• _CHECK YOUR UNDERSTANDING_:
1: Copy the passage on buying new stuff word for word, starting at the words "But buying new" and stopping after "like to fund.".
2: Which three examples of corporate wrongdoing does the passage on buying new stuff list?
3: Carry the essay on buying new stuff forward, picking up after its final sentence.

• _TEXT SEGMENT_:
|---|
But buying new stuff is its own kind of donation. It donates to the cause of pollution, resource extraction, deforestation, soil degradation, and the atmospheric gases that cause planetary shifts in climate and patterns of disaster. In fact, buying new stuff (including processed food, fossil fuels, and packaging) more or less works against the positive efforts of the causes we like to fund.
To say the same thing in a different way, new purchases support Amazon, Exxon, Walmart, Apple, Google, and other gigantic corporate powers. I guess if evil can be defined (per Miriam-Webster.com) as “morally reprehensible” or “arising from . . . bad character,” the word’s about people, and it can’t be used to describe an inorganic entity like a company. (Never mind that when a corporation wants to enjoy certain rights of individual people, it can legally claim “personhood.”)
But if evil, as the dictionary website further claims, can also be defined as “something that brings sorrow, distress, or calamity,” then I would call these corporations evil. It also becomes clear that money—known in this context as profit—is at the root of this evil. When there’s a machine designed to make a profit, it just won’t make much else. And it’s common for corporations to do unspeakable things for the tiniest of profit margins. Do I need to list examples? Ignoring critical safety laws. Snuffing out whistleblowers. Dumping banned products overseas. Listing just three evils is misleading, because there are probably three million horrific examples.
Behind these money-guided, impersonal entities are actual persons, CEOs and the more famous higher-ups: Jeff Bezos, Elon Musk, Bill Gates, Warren Buffet, Mark Zuckerberg. They direct the movements of their profit-making companies. I’ll let you decide if they deserve the label “evil,” but it can’t be denied that they have money to do whatever they want. And most of it comes from We the People. From new stuff we buy from them.
|---|
• _DATA UNDER STUDY_:

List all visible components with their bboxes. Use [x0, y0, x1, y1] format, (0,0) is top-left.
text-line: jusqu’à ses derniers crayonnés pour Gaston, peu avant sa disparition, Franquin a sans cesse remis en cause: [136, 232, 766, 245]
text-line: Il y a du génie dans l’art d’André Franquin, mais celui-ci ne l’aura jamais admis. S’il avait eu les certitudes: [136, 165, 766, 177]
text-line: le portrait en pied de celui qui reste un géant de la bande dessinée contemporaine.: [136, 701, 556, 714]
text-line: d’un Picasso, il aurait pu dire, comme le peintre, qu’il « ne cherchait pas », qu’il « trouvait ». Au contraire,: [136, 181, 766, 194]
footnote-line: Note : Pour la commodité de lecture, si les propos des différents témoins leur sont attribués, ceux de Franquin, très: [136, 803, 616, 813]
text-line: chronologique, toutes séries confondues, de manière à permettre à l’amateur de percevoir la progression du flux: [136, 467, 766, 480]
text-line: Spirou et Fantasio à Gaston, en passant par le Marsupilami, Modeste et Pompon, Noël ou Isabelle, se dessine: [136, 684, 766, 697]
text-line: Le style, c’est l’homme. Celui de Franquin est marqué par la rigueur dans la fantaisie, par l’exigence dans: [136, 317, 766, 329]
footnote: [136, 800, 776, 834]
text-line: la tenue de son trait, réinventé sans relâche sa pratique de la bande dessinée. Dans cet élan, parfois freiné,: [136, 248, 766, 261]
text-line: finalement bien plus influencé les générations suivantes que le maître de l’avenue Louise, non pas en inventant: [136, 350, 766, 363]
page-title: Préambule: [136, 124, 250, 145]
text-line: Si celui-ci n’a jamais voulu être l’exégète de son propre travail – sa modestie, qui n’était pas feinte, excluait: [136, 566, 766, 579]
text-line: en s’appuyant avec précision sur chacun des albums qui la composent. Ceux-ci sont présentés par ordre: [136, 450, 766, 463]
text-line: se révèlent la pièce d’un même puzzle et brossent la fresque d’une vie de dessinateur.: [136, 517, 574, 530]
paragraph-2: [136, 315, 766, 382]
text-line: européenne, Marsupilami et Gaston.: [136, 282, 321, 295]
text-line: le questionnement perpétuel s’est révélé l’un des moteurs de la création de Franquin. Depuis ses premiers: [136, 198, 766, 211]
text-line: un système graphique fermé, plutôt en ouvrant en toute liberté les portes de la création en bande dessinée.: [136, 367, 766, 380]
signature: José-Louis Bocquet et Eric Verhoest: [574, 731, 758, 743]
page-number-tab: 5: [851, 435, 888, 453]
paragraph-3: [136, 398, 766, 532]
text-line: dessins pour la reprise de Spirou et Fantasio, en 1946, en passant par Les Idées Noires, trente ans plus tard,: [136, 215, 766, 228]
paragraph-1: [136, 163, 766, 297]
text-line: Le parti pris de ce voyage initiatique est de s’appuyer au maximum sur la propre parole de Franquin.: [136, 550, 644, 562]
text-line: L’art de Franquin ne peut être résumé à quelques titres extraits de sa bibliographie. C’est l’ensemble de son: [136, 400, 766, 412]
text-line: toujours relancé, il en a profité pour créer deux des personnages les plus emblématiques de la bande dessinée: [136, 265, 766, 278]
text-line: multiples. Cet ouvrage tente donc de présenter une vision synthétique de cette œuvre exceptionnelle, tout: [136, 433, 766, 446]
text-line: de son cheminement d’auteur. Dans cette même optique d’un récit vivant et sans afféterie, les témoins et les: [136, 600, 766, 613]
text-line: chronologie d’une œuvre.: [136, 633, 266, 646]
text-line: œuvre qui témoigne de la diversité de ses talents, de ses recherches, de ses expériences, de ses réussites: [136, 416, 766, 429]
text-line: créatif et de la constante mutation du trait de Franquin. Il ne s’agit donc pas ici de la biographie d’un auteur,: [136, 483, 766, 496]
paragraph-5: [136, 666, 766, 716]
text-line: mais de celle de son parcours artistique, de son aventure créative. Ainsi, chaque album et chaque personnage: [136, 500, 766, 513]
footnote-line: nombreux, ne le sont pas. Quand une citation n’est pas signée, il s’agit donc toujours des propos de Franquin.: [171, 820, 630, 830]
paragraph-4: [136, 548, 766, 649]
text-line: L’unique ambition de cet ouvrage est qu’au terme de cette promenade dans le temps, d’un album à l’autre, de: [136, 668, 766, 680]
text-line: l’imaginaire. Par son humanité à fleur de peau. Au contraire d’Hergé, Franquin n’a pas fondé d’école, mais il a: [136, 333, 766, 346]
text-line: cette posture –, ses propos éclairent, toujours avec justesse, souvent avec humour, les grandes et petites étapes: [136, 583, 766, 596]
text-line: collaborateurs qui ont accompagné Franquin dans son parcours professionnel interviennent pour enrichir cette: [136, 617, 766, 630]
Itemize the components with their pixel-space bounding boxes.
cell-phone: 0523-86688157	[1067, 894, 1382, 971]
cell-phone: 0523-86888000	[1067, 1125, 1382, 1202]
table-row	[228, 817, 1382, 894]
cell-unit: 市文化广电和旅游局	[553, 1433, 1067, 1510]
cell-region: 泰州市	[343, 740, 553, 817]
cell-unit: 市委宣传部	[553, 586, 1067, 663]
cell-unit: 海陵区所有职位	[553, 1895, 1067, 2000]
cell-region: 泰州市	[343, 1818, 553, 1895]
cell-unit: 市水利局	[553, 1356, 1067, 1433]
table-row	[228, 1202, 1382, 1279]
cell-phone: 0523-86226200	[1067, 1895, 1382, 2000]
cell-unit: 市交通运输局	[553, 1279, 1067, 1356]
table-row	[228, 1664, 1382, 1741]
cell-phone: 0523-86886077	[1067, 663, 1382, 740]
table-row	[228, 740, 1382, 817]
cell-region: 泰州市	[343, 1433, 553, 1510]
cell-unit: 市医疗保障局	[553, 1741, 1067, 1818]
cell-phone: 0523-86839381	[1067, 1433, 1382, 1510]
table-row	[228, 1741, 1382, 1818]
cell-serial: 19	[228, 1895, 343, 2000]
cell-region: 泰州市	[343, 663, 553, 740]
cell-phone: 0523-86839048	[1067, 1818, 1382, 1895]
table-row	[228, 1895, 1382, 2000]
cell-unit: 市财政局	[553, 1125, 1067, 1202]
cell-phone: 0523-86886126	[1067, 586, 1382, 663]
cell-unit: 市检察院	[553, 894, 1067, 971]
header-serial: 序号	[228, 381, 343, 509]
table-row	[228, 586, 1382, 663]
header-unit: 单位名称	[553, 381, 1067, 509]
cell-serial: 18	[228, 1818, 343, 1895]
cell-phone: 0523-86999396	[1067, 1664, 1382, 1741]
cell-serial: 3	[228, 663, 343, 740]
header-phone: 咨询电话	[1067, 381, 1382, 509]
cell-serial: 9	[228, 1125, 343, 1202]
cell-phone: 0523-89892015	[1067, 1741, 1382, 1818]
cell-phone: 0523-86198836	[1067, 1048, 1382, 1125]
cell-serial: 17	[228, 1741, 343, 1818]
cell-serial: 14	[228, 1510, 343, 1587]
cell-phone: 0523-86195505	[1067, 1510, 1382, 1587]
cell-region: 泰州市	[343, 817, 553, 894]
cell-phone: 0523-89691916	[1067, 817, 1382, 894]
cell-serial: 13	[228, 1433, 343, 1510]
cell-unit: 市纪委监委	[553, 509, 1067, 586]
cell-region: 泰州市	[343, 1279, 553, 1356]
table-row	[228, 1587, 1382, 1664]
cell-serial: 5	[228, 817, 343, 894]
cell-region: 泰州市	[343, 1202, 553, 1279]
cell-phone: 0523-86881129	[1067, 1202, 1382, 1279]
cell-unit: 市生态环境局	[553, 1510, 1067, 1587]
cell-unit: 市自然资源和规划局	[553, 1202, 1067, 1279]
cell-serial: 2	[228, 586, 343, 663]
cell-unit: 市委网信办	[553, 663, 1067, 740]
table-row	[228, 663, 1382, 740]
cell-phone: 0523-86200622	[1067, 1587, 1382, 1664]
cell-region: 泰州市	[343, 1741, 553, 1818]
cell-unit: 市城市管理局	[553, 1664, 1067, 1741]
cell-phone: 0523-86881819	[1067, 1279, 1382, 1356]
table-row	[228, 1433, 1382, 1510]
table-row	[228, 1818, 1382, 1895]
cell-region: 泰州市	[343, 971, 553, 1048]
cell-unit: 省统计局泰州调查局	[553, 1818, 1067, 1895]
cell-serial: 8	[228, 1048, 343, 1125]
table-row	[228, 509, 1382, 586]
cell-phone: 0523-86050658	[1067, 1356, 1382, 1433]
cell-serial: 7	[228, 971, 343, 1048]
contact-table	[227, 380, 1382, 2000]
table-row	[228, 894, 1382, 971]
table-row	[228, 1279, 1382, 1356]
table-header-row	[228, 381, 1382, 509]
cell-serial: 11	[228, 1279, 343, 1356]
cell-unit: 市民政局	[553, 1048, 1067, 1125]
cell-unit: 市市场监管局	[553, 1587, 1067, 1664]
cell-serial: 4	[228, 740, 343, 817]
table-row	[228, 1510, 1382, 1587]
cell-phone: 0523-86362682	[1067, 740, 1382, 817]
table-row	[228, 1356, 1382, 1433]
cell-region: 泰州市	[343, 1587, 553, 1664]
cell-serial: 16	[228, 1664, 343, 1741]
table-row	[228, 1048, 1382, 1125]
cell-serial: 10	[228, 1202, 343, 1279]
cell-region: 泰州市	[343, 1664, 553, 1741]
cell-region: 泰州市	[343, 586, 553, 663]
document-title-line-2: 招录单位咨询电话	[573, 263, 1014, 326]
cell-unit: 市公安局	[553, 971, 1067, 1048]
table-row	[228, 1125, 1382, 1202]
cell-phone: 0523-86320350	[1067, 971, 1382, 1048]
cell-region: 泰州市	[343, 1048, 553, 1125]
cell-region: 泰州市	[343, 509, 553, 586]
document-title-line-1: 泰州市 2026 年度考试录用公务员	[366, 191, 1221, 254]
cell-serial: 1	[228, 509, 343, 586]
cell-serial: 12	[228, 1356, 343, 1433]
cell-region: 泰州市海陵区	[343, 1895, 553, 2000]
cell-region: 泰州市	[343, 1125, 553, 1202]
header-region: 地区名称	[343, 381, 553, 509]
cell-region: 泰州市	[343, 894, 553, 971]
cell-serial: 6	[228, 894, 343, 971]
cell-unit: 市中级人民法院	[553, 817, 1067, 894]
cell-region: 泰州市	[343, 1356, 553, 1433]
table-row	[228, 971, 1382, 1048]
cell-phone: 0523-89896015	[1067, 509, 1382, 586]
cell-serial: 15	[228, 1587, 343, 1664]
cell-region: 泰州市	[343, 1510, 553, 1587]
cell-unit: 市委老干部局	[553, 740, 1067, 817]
|---|
• _ACTIVITY ANSWERS_:
1:
But buying new stuff is its own kind of donation. It donates to the cause of pollution, resource extraction, deforestation, soil degradation, and the atmospheric gases that cause planetary shifts in climate and patterns of disaster. In fact, buying new stuff (including processed food, fossil fuels, and packaging) more or less works against the positive efforts of the causes we like to fund.

2: Ignoring critical safety laws, snuffing out whistleblowers, and dumping banned products overseas.

3:
I hate them.
I want to stop funding them. To stop buying their new stuff. But they’ve set all kinds of traps to make this hard to do. Here’s just one of my personal examples: If I publish a book, it has to be listed on Amazon, or I can probably plan to count its total sales on my fingers. If I want to buy food or drink from a familiar-name grocery store, the items have most likely come from one of ten humongous companies—and unless I’ve memorized hundreds of brands, I won’t know which. If my laptop dies, and I want to keep posting this blog, I’ll probably have to buy a new one from IBM, Apple, Samsung, HP, Acer, or Toshiba—because I know nothing about the reliability of unknown smaller brands. (The reliability of the larger brands is questionable enough.)
We’re all trapped into funding the roots of evil in so many ways. Lifestyle voting—extended boycotting—has huge potential, but it isn’t easy, partly because of these traps. It’s not going to bring about an earthquake of change any time soon. As one friend realistically said, “Do you really think you’re gonna separate Americans from their stuff?”
Nope, I don’t. We need other kinds of activism, too. Maybe street protests, maybe lawsuits, maybe running for office. But living against consumerism, as far as we can, is also for our lives, now. For tastier and fresher food, and for free ingredients. For self-made entertainment. For minimizing toxins. For time to relax in a healing garden space. For having new kinds of fun. For happier shopping—in thrift stores, yard sales, alleys, the curbside mall, buy-nothing groups. For coming up with original inventions. For realizing a new, confident identity. For living with the sense of a benevolent universe. For carving out a true, practical independence. In other words, the various topics of this blog. It’s quite a list. But I’m really not overpromising.
I don’t make any money on this thing. Wouldn’t care to. It’s a labor of love.
Which would you rather have, money or love? Thanks, dear readers, for your faithful visits and love.